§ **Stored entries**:

• • • • •

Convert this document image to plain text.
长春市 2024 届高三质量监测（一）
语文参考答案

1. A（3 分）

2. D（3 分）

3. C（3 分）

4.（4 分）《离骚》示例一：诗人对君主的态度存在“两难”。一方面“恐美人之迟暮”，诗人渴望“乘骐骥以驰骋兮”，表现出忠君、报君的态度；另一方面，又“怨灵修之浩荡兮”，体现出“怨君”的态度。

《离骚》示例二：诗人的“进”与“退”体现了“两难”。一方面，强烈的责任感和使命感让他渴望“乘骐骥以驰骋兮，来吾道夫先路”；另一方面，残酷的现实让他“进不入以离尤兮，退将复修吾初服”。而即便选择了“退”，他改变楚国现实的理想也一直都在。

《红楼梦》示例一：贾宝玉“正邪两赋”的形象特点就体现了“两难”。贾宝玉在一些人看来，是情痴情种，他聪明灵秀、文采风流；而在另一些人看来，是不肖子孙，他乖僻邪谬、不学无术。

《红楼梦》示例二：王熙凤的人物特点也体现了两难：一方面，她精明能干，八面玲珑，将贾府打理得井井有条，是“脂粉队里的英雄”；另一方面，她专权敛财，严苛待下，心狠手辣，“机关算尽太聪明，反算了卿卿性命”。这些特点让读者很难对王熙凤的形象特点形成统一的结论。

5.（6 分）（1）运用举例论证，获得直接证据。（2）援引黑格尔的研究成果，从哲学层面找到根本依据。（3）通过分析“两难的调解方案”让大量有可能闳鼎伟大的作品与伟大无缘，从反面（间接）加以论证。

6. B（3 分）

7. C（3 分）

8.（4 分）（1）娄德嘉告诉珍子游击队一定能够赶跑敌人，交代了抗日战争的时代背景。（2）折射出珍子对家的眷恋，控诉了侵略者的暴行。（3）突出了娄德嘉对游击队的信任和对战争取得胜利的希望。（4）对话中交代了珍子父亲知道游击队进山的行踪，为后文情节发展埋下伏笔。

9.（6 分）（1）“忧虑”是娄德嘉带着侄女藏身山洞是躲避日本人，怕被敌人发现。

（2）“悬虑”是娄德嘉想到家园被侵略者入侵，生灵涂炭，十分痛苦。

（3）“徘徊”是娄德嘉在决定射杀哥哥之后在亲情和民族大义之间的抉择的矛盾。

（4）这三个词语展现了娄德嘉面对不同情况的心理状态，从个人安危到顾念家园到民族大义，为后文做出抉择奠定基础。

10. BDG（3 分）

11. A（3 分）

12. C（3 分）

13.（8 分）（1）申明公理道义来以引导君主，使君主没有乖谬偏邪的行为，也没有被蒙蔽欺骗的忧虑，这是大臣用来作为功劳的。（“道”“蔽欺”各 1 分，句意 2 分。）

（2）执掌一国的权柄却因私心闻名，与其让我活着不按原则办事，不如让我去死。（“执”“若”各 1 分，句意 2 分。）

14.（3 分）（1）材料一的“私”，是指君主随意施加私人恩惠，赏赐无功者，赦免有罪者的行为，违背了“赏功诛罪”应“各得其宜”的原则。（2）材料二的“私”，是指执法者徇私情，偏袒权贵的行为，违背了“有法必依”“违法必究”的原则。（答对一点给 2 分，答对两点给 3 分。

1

• • • • •

§ **PROBLEM**: Take the entries above and copy them out exactly.

§ **CORRECT OUTPUT**:
Convert this document image to plain text.
长春市 2024 届高三质量监测（一）
语文参考答案

1. A（3 分）

2. D（3 分）

3. C（3 分）

4.（4 分）《离骚》示例一：诗人对君主的态度存在“两难”。一方面“恐美人之迟暮”，诗人渴望“乘骐骥以驰骋兮”，表现出忠君、报君的态度；另一方面，又“怨灵修之浩荡兮”，体现出“怨君”的态度。

《离骚》示例二：诗人的“进”与“退”体现了“两难”。一方面，强烈的责任感和使命感让他渴望“乘骐骥以驰骋兮，来吾道夫先路”；另一方面，残酷的现实让他“进不入以离尤兮，退将复修吾初服”。而即便选择了“退”，他改变楚国现实的理想也一直都在。

《红楼梦》示例一：贾宝玉“正邪两赋”的形象特点就体现了“两难”。贾宝玉在一些人看来，是情痴情种，他聪明灵秀、文采风流；而在另一些人看来，是不肖子孙，他乖僻邪谬、不学无术。

《红楼梦》示例二：王熙凤的人物特点也体现了两难：一方面，她精明能干，八面玲珑，将贾府打理得井井有条，是“脂粉队里的英雄”；另一方面，她专权敛财，严苛待下，心狠手辣，“机关算尽太聪明，反算了卿卿性命”。这些特点让读者很难对王熙凤的形象特点形成统一的结论。

5.（6 分）（1）运用举例论证，获得直接证据。（2）援引黑格尔的研究成果，从哲学层面找到根本依据。（3）通过分析“两难的调解方案”让大量有可能闳鼎伟大的作品与伟大无缘，从反面（间接）加以论证。

6. B（3 分）

7. C（3 分）

8.（4 分）（1）娄德嘉告诉珍子游击队一定能够赶跑敌人，交代了抗日战争的时代背景。（2）折射出珍子对家的眷恋，控诉了侵略者的暴行。（3）突出了娄德嘉对游击队的信任和对战争取得胜利的希望。（4）对话中交代了珍子父亲知道游击队进山的行踪，为后文情节发展埋下伏笔。

9.（6 分）（1）“忧虑”是娄德嘉带着侄女藏身山洞是躲避日本人，怕被敌人发现。

（2）“悬虑”是娄德嘉想到家园被侵略者入侵，生灵涂炭，十分痛苦。

（3）“徘徊”是娄德嘉在决定射杀哥哥之后在亲情和民族大义之间的抉择的矛盾。

（4）这三个词语展现了娄德嘉面对不同情况的心理状态，从个人安危到顾念家园到民族大义，为后文做出抉择奠定基础。

10. BDG（3 分）

11. A（3 分）

12. C（3 分）

13.（8 分）（1）申明公理道义来以引导君主，使君主没有乖谬偏邪的行为，也没有被蒙蔽欺骗的忧虑，这是大臣用来作为功劳的。（“道”“蔽欺”各 1 分，句意 2 分。）

（2）执掌一国的权柄却因私心闻名，与其让我活着不按原则办事，不如让我去死。（“执”“若”各 1 分，句意 2 分。）

14.（3 分）（1）材料一的“私”，是指君主随意施加私人恩惠，赏赐无功者，赦免有罪者的行为，违背了“赏功诛罪”应“各得其宜”的原则。（2）材料二的“私”，是指执法者徇私情，偏袒权贵的行为，违背了“有法必依”“违法必究”的原则。（答对一点给 2 分，答对两点给 3 分。

1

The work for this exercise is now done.